_依頼内容_
エントリの最初の行から始めて「y-tick-label: その他 <box>171 301 201 314</box>」を含む行で終わる範囲を、両端の行も含めて番号付きリストとして並べること。空行はリストに入れないこと。

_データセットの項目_
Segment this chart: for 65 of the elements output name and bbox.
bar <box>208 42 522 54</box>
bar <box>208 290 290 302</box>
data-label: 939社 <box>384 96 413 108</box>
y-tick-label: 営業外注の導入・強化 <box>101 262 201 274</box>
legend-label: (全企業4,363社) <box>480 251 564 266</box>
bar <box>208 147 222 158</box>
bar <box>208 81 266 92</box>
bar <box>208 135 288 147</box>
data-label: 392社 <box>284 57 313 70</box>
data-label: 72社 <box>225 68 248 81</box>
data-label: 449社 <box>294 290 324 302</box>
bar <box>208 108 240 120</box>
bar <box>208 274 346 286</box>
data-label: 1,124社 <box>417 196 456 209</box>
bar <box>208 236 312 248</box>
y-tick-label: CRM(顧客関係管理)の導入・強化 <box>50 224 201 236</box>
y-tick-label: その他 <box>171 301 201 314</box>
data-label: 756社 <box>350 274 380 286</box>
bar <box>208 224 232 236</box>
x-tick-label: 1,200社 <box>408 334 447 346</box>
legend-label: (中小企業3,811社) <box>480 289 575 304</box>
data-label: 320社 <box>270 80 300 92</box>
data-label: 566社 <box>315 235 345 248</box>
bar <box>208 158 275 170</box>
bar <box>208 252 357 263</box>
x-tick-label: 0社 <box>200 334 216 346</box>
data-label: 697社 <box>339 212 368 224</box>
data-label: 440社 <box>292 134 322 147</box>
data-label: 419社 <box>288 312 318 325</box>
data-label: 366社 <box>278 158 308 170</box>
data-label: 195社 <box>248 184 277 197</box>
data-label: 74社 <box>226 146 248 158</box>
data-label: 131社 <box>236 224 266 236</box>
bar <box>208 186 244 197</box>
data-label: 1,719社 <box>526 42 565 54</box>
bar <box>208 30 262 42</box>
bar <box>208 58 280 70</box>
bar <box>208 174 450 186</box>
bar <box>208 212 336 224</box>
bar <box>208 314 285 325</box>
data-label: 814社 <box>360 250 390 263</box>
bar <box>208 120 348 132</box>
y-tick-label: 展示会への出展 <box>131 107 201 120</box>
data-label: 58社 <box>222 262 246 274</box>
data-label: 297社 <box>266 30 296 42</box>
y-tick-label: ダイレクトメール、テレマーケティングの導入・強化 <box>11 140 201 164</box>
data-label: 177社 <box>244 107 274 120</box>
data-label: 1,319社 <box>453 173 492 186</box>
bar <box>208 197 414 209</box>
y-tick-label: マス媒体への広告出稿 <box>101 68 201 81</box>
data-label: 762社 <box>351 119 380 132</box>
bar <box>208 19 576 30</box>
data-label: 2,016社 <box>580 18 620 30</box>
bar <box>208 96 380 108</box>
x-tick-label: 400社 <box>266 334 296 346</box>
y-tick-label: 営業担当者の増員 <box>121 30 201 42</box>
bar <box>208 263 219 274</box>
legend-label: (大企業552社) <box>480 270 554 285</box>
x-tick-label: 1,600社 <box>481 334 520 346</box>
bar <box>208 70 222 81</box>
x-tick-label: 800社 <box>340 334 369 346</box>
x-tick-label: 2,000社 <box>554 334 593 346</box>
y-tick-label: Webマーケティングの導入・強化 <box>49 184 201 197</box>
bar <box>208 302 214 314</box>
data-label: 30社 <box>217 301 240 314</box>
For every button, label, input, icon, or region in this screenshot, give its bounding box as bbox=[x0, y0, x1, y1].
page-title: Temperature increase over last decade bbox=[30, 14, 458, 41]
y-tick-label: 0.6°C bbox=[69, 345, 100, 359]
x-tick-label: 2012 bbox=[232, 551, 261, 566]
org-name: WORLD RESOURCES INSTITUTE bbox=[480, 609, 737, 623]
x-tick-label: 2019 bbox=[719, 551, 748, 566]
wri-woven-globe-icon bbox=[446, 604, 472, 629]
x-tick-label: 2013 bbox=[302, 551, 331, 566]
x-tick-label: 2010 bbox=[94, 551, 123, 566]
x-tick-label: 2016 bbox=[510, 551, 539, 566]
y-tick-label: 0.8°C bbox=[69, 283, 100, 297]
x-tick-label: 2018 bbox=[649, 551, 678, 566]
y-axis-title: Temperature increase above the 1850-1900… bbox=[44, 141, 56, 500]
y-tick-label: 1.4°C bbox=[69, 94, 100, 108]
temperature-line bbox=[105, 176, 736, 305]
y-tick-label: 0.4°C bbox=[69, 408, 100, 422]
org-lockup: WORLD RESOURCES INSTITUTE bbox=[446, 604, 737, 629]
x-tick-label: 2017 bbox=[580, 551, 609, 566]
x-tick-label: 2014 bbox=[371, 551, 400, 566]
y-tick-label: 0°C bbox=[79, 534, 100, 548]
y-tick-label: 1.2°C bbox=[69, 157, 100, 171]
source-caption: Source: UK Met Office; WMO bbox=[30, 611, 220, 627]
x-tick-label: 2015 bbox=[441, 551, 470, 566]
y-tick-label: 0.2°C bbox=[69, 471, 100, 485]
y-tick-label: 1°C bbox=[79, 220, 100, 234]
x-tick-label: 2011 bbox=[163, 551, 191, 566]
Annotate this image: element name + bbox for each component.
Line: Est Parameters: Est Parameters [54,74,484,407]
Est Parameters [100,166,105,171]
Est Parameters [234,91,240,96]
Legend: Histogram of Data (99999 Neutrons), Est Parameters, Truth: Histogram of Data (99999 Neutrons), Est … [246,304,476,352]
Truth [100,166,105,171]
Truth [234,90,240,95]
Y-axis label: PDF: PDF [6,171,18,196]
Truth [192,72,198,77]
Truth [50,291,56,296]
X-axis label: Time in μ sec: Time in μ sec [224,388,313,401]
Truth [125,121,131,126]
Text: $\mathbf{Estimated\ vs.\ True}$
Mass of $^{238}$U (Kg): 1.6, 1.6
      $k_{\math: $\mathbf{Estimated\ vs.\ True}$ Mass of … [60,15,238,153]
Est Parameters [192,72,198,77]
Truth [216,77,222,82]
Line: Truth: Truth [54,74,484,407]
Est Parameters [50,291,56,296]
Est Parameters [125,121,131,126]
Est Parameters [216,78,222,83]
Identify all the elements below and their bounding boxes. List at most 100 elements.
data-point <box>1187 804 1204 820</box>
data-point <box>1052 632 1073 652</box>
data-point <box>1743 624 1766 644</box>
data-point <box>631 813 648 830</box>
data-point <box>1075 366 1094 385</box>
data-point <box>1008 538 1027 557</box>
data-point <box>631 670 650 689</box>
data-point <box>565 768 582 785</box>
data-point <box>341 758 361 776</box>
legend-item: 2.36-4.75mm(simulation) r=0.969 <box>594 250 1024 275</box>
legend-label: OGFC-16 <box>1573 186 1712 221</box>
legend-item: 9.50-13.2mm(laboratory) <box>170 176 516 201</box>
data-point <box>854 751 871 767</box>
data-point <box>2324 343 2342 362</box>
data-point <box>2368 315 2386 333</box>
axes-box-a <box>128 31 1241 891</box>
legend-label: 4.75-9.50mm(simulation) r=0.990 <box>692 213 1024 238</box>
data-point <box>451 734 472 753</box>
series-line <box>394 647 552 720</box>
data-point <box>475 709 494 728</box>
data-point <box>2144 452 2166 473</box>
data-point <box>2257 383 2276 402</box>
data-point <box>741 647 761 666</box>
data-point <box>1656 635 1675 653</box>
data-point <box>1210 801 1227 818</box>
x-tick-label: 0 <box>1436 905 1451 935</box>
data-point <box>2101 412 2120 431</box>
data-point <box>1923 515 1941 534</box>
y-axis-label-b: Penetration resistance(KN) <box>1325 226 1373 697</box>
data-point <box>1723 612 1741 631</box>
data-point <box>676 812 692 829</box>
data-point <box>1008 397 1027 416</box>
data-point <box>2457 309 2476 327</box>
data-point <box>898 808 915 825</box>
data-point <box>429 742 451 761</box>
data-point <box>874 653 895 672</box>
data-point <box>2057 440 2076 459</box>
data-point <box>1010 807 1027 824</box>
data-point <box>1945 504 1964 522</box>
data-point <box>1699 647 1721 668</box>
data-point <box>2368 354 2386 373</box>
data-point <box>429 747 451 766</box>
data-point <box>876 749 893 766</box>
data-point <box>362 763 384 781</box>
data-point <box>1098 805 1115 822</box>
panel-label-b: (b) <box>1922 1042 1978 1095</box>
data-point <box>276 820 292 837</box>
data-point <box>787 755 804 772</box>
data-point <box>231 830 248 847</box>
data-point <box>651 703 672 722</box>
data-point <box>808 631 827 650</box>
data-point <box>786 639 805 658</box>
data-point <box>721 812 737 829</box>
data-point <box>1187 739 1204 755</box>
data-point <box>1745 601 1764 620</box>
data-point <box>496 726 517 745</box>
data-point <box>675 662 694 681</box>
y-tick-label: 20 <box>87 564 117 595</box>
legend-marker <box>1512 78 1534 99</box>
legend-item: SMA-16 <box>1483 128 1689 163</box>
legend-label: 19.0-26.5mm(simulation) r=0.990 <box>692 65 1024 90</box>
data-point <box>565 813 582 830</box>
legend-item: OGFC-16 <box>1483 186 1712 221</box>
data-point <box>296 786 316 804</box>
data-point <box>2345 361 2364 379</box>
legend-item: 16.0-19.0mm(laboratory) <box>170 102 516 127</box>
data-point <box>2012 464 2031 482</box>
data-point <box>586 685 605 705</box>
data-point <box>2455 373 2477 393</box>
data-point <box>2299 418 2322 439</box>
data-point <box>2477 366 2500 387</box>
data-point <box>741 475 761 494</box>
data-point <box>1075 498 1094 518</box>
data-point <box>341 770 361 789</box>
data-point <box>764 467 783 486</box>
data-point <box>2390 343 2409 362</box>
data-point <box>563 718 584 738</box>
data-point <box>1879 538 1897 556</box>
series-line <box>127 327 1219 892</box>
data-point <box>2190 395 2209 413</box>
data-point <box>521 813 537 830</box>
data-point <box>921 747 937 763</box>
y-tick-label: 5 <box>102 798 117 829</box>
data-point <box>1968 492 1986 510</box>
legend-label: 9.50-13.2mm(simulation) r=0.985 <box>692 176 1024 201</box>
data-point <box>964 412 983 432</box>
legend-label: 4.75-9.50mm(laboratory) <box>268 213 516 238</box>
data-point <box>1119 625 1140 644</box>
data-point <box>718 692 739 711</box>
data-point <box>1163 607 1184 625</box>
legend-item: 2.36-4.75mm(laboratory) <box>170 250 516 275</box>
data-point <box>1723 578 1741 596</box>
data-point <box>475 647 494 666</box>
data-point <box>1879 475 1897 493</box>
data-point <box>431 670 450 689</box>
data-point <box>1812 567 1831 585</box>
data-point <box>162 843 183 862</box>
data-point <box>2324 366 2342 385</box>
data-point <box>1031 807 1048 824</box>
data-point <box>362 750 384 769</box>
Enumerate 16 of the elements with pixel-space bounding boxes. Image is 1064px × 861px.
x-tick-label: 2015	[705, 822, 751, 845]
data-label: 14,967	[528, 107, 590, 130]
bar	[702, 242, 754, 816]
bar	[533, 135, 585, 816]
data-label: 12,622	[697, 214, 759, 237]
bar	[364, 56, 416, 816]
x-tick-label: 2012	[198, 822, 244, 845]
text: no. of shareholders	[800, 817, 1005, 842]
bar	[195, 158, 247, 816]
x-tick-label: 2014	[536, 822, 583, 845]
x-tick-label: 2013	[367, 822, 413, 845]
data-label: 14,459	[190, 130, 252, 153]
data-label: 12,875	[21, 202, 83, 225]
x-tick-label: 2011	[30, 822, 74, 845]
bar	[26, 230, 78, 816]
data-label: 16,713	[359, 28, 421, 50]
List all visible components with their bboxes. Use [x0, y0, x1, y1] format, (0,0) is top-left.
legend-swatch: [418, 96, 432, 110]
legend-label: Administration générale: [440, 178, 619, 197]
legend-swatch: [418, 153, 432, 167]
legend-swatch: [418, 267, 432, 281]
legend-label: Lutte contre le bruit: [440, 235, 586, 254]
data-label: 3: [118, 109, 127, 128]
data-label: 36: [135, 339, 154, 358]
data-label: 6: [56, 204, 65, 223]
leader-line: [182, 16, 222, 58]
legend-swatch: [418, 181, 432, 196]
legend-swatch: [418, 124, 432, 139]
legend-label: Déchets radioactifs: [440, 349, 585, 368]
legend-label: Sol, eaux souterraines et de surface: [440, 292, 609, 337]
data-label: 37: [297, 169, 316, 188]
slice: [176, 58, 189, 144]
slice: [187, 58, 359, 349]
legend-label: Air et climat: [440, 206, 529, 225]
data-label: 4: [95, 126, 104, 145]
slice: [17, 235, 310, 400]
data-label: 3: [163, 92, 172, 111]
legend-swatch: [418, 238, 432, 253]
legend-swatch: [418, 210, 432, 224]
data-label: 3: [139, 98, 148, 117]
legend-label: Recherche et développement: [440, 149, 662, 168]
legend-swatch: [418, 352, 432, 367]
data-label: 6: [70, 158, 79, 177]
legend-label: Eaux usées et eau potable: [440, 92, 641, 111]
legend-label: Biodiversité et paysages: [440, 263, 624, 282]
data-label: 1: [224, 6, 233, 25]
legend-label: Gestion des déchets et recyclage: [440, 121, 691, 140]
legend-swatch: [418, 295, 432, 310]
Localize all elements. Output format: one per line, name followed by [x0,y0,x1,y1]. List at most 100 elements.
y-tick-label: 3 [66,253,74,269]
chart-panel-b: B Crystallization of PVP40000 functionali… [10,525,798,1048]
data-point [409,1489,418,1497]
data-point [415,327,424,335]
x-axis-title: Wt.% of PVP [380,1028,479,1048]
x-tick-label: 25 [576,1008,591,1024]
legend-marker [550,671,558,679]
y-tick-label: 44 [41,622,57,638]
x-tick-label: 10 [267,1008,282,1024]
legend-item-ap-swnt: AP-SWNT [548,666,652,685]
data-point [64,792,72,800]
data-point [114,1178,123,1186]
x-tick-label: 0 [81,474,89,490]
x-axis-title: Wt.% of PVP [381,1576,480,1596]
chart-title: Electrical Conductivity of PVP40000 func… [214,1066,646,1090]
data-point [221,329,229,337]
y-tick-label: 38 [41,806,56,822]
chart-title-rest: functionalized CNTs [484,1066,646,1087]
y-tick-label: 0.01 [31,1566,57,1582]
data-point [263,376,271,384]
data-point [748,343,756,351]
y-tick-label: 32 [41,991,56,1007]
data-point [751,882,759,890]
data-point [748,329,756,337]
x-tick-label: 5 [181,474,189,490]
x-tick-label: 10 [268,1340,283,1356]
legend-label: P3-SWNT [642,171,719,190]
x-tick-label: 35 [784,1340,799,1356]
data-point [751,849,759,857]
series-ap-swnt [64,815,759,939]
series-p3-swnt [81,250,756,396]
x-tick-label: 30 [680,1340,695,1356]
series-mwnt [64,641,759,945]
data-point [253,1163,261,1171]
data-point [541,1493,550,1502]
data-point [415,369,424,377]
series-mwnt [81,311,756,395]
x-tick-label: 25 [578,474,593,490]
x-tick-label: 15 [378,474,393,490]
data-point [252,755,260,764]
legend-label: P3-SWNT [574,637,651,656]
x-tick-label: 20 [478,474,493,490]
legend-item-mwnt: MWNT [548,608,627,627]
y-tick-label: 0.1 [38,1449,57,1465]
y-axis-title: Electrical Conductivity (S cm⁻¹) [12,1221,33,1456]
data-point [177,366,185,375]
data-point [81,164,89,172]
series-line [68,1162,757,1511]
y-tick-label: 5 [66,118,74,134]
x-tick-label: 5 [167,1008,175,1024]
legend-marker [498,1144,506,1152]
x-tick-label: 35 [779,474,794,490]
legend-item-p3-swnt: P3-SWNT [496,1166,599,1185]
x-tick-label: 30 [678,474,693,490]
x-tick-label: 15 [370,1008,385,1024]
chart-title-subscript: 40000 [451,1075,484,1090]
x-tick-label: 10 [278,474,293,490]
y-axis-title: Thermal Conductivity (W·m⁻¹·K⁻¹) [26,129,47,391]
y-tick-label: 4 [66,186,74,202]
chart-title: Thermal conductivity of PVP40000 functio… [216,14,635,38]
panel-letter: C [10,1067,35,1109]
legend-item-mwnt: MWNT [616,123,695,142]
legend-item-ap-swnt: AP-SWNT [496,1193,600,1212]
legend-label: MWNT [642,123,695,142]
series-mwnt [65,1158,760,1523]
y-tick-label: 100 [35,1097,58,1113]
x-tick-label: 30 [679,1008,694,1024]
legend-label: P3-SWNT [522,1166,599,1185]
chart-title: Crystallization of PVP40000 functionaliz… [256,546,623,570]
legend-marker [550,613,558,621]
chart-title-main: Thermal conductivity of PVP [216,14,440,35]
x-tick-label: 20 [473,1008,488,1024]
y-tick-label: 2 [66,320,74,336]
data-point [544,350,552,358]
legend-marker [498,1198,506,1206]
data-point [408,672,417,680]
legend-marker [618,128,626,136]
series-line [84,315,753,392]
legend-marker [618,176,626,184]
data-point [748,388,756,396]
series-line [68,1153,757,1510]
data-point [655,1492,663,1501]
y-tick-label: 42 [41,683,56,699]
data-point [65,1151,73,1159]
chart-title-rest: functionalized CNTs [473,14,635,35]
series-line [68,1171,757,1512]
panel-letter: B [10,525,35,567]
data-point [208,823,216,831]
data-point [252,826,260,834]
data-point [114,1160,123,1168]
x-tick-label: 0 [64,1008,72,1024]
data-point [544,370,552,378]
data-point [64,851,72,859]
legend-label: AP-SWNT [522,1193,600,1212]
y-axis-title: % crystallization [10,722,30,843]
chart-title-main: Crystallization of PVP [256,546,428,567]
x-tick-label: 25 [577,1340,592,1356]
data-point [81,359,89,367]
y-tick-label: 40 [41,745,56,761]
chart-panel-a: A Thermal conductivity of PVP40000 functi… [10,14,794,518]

_解答済み問題_
1. Segment this chart: for 65 of the elements output name and bbox.
2. bar <box>208 42 522 54</box>
3. bar <box>208 290 290 302</box>
4. data-label: 939社 <box>384 96 413 108</box>
5. y-tick-label: 営業外注の導入・強化 <box>101 262 201 274</box>
6. legend-label: (全企業4,363社) <box>480 251 564 266</box>
7. bar <box>208 147 222 158</box>
8. bar <box>208 81 266 92</box>
9. bar <box>208 135 288 147</box>
10. data-label: 392社 <box>284 57 313 70</box>
11. data-label: 72社 <box>225 68 248 81</box>
12. data-label: 449社 <box>294 290 324 302</box>
13. bar <box>208 108 240 120</box>
14. bar <box>208 274 346 286</box>
15. data-label: 1,124社 <box>417 196 456 209</box>
16. bar <box>208 236 312 248</box>
17. y-tick-label: CRM(顧客関係管理)の導入・強化 <box>50 224 201 236</box>
18. y-tick-label: その他 <box>171 301 201 314</box>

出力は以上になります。